**What is needed:**
Copy out each line containing "комплексной" from the entries below.
----------------------------------------
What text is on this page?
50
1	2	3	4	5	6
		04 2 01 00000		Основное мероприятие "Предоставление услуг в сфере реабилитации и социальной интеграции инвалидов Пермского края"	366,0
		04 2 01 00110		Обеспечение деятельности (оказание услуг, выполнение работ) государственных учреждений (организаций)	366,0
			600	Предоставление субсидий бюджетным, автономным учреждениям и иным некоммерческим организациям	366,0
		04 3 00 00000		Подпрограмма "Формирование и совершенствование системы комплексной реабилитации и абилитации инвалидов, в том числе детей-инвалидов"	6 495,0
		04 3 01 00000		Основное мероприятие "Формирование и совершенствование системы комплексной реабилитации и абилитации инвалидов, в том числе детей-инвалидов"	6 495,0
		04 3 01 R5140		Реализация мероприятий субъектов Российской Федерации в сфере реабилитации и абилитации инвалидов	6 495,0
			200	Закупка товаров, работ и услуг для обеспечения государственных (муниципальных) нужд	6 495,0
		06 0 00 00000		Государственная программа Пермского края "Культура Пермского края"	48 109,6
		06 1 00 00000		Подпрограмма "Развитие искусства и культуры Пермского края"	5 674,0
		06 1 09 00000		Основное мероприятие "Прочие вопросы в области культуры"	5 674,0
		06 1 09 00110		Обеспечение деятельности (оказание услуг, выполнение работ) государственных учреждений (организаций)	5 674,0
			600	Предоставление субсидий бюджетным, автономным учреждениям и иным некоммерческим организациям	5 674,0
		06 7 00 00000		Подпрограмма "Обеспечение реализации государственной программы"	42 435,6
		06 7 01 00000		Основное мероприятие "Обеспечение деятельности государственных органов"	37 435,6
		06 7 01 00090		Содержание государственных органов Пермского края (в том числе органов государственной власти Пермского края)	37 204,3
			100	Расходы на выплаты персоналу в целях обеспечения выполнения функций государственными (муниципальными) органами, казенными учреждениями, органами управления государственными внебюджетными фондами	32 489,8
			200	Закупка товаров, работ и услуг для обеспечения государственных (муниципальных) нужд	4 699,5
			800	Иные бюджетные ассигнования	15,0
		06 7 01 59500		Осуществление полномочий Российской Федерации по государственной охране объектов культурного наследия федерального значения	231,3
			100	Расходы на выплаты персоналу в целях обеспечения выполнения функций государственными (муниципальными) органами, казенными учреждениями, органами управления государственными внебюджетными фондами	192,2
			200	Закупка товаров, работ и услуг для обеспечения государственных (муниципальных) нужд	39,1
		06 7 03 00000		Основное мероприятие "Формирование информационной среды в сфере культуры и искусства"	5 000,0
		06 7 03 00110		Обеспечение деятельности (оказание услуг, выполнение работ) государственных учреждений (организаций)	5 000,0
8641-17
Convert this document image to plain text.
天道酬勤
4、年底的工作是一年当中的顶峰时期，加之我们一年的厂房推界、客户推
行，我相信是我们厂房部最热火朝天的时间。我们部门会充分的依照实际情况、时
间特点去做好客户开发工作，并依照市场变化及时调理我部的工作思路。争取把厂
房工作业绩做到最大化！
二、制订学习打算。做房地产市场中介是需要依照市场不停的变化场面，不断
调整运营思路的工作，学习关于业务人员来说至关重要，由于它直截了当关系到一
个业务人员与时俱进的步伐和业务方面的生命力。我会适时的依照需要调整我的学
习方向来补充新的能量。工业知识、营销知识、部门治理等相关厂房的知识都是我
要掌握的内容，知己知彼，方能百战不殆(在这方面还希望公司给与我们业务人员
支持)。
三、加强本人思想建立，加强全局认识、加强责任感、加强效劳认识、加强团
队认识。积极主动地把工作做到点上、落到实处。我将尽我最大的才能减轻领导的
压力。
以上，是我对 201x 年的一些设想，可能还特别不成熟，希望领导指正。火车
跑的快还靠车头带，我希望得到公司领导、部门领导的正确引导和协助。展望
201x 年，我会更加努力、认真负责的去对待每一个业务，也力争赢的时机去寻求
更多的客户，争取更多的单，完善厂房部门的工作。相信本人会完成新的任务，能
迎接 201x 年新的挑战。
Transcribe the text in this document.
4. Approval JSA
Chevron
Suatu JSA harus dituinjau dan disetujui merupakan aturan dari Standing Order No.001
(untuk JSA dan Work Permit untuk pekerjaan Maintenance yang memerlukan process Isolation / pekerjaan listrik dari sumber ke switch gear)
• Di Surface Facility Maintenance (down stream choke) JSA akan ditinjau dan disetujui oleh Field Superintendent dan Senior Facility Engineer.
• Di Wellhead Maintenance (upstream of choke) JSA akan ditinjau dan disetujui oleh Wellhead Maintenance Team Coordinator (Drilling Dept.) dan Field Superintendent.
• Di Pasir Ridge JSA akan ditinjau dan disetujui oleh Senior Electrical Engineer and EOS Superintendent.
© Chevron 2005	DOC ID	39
----------------------------------------
**Response for this exercise:**
		04 3 00 00000		Подпрограмма "Формирование и совершенствование системы комплексной реабилитации и абилитации инвалидов, в том числе детей-инвалидов"	6 495,0
		04 3 01 00000		Основное мероприятие "Формирование и совершенствование системы комплексной реабилитации и абилитации инвалидов, в том числе детей-инвалидов"	6 495,0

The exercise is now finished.